Required work: The records below must be duplicated exactly, character for character.

Dataset content:
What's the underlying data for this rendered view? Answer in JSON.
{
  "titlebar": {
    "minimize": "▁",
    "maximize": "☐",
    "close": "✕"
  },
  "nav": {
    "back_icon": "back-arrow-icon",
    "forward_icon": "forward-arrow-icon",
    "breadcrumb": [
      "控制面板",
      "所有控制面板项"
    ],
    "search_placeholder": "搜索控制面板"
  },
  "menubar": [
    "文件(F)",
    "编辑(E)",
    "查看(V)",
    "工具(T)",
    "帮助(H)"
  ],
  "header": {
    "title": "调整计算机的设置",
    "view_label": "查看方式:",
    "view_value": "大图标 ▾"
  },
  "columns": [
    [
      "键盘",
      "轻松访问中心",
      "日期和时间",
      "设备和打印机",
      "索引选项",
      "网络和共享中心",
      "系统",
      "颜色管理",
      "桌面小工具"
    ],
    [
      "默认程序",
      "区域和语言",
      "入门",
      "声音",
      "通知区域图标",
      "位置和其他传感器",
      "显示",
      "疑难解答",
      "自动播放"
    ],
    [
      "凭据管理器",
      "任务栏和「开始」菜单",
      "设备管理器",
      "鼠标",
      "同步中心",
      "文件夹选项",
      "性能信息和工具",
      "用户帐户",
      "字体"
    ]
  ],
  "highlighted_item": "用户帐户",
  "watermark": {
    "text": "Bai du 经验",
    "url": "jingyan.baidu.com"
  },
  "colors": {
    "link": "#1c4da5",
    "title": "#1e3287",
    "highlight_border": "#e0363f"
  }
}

Result:
What's the underlying data for this rendered view? Answer in JSON.
{
  "titlebar": {
    "minimize": "▁",
    "maximize": "☐",
    "close": "✕"
  },
  "nav": {
    "back_icon": "back-arrow-icon",
    "forward_icon": "forward-arrow-icon",
    "breadcrumb": [
      "控制面板",
      "所有控制面板项"
    ],
    "search_placeholder": "搜索控制面板"
  },
  "menubar": [
    "文件(F)",
    "编辑(E)",
    "查看(V)",
    "工具(T)",
    "帮助(H)"
  ],
  "header": {
    "title": "调整计算机的设置",
    "view_label": "查看方式:",
    "view_value": "大图标 ▾"
  },
  "columns": [
    [
      "键盘",
      "轻松访问中心",
      "日期和时间",
      "设备和打印机",
      "索引选项",
      "网络和共享中心",
      "系统",
      "颜色管理",
      "桌面小工具"
    ],
    [
      "默认程序",
      "区域和语言",
      "入门",
      "声音",
      "通知区域图标",
      "位置和其他传感器",
      "显示",
      "疑难解答",
      "自动播放"
    ],
    [
      "凭据管理器",
      "任务栏和「开始」菜单",
      "设备管理器",
      "鼠标",
      "同步中心",
      "文件夹选项",
      "性能信息和工具",
      "用户帐户",
      "字体"
    ]
  ],
  "highlighted_item": "用户帐户",
  "watermark": {
    "text": "Bai du 经验",
    "url": "jingyan.baidu.com"
  },
  "colors": {
    "link": "#1c4da5",
    "title": "#1e3287",
    "highlight_border": "#e0363f"
  }
}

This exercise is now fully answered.